* BEGIN *

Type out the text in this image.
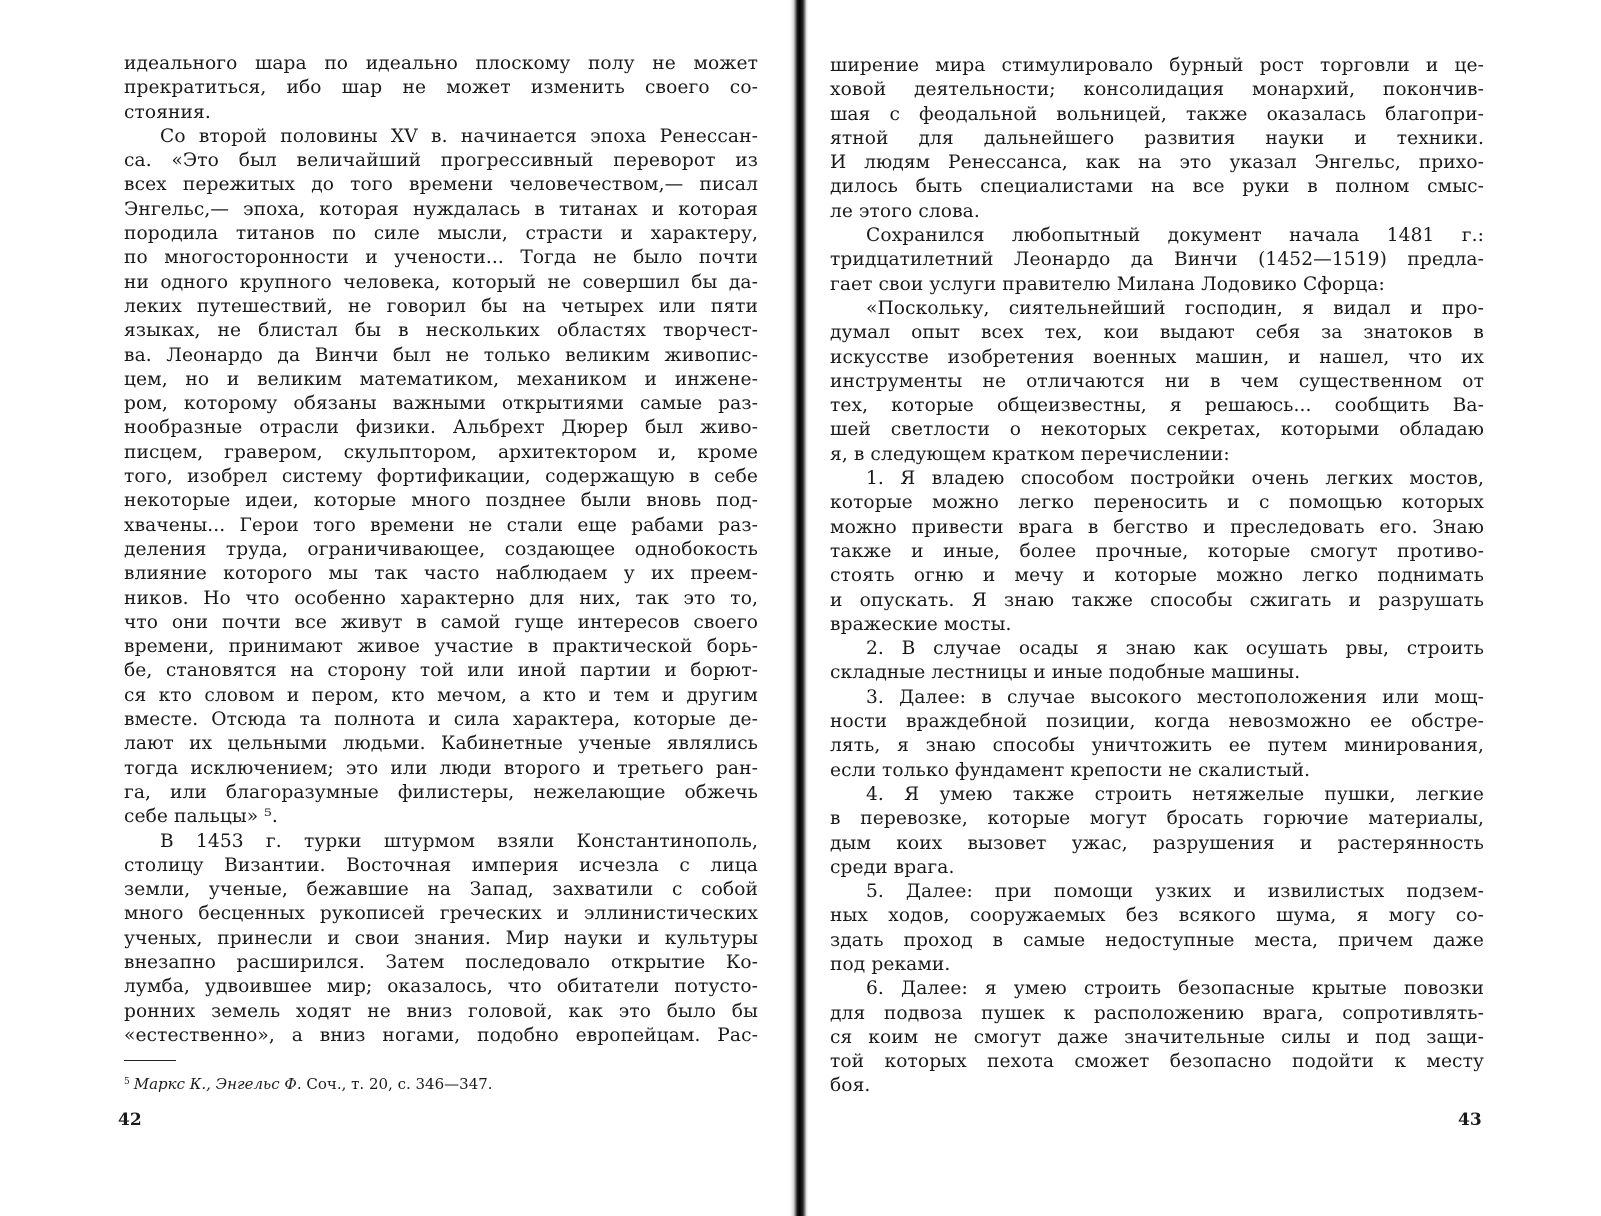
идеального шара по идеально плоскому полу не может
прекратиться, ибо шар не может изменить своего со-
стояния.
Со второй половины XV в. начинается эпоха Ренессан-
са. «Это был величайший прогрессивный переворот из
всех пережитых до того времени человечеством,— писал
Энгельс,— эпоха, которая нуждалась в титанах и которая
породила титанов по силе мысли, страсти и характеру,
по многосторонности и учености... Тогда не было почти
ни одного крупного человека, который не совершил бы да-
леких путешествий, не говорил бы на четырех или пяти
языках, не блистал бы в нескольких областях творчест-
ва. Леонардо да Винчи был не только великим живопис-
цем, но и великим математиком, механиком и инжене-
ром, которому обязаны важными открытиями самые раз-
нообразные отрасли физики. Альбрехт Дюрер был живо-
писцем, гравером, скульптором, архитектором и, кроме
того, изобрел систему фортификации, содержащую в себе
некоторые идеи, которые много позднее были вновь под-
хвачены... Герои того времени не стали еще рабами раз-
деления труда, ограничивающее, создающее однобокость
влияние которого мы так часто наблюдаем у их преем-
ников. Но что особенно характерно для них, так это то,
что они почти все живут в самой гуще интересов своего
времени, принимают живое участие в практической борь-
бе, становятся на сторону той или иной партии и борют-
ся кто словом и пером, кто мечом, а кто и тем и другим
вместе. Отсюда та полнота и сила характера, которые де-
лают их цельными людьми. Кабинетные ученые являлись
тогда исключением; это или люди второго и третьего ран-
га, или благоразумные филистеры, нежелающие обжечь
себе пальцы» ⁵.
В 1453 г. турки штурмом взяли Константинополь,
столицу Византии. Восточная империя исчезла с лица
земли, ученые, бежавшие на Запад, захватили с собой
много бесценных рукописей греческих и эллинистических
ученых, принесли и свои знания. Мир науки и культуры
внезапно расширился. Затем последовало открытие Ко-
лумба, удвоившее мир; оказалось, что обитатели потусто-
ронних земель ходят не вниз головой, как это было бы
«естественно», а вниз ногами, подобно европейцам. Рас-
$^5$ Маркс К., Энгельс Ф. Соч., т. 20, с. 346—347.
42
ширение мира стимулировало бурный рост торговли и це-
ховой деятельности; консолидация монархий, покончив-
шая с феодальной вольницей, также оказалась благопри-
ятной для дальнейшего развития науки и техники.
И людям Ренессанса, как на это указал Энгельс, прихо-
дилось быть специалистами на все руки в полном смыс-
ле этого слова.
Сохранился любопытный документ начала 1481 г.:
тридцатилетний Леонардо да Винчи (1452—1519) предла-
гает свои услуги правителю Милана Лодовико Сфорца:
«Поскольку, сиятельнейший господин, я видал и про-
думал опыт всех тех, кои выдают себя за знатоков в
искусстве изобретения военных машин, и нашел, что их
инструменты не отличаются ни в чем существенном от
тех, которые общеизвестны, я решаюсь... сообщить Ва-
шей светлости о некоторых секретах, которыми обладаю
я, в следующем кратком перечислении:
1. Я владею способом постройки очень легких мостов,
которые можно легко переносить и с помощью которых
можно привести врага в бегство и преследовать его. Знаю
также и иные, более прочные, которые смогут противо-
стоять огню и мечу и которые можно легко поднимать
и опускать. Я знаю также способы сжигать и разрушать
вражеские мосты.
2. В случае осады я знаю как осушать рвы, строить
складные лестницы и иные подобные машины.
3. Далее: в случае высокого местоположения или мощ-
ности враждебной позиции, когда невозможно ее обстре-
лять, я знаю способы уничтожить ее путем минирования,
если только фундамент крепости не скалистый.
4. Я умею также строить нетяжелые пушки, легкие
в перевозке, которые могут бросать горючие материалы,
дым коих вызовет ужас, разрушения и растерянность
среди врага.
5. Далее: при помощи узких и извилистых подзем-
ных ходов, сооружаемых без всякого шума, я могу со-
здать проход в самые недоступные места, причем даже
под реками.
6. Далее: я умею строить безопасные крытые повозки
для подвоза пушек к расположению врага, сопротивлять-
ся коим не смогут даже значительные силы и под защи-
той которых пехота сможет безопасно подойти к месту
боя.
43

* END *
* BEGIN *

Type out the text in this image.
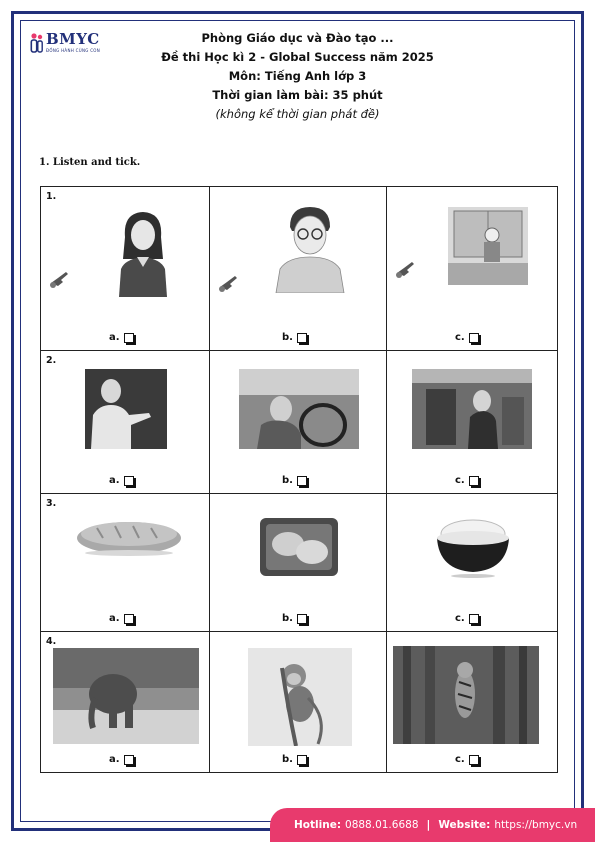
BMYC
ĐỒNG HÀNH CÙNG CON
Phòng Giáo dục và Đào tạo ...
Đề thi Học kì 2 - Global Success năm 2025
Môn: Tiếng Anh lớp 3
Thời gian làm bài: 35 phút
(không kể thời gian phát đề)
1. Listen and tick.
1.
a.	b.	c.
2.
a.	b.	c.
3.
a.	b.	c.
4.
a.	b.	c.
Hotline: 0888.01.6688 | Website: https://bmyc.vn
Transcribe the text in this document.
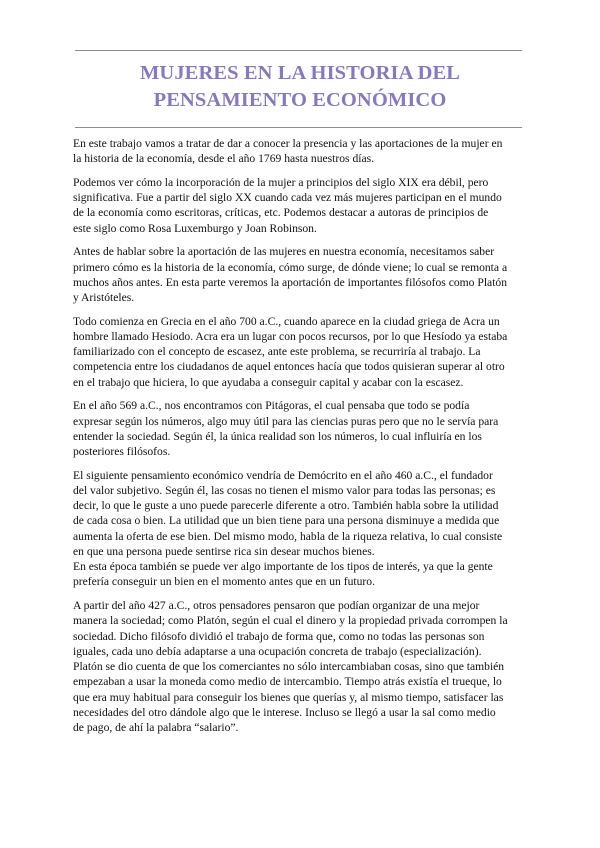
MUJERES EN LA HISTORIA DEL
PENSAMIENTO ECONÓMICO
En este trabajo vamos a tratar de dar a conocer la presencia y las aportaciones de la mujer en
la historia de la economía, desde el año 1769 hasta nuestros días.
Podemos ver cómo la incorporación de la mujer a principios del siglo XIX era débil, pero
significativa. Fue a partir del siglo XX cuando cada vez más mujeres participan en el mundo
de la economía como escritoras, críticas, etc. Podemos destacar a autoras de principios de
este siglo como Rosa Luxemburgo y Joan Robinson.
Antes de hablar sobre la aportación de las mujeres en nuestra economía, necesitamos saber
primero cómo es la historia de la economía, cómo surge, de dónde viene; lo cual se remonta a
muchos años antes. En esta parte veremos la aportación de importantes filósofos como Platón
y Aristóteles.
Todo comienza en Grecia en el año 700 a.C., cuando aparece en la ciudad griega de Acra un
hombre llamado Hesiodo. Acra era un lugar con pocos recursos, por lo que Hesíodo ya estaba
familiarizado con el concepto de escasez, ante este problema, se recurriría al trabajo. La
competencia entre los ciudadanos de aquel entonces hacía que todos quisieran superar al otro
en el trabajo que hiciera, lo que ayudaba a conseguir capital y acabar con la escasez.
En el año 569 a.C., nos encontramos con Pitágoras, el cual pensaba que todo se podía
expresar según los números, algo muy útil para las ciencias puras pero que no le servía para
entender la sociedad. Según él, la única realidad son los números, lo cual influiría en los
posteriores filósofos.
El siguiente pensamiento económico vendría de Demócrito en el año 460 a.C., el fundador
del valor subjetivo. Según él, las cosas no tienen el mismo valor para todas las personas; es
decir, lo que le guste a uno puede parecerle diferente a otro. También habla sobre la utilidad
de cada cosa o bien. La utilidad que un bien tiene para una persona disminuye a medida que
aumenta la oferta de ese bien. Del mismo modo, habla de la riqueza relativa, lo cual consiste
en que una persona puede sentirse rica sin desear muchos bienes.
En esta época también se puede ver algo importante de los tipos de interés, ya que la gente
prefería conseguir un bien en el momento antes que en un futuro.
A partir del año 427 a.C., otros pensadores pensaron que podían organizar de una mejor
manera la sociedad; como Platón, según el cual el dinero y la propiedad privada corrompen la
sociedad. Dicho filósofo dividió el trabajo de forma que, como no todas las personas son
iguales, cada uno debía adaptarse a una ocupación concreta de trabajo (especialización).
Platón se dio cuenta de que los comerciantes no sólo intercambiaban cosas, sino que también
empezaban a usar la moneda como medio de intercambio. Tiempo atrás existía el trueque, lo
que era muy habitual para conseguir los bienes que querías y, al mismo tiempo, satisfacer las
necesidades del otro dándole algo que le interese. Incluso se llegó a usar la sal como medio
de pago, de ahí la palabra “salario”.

* END *
* BEGIN *

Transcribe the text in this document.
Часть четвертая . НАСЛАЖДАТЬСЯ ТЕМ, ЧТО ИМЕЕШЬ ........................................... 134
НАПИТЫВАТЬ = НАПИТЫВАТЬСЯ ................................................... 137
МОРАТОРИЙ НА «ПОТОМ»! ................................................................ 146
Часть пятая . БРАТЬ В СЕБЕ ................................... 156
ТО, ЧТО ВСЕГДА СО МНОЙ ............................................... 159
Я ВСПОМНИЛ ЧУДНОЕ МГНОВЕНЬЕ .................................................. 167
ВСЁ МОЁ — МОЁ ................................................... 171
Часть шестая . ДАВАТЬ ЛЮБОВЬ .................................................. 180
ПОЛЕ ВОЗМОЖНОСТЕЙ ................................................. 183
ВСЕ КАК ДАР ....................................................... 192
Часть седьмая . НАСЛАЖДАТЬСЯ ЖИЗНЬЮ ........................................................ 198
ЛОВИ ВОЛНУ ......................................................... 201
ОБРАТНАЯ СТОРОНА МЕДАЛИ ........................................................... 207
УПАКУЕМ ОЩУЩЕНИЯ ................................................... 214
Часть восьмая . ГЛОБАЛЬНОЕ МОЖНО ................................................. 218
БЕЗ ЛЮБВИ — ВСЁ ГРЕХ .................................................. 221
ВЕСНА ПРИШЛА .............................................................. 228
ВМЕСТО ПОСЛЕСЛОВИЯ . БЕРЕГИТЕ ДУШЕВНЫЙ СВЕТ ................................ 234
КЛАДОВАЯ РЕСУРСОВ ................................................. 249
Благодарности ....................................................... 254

* END *

▶ **STATED EXERCISE**
Each line with the string "cosas" in it needs to be found and copied.

▶ **EXERCISE RESULT**
del valor subjetivo. Según él, las cosas no tienen el mismo valor para todas las personas; es
Platón se dio cuenta de que los comerciantes no sólo intercambiaban cosas, sino que también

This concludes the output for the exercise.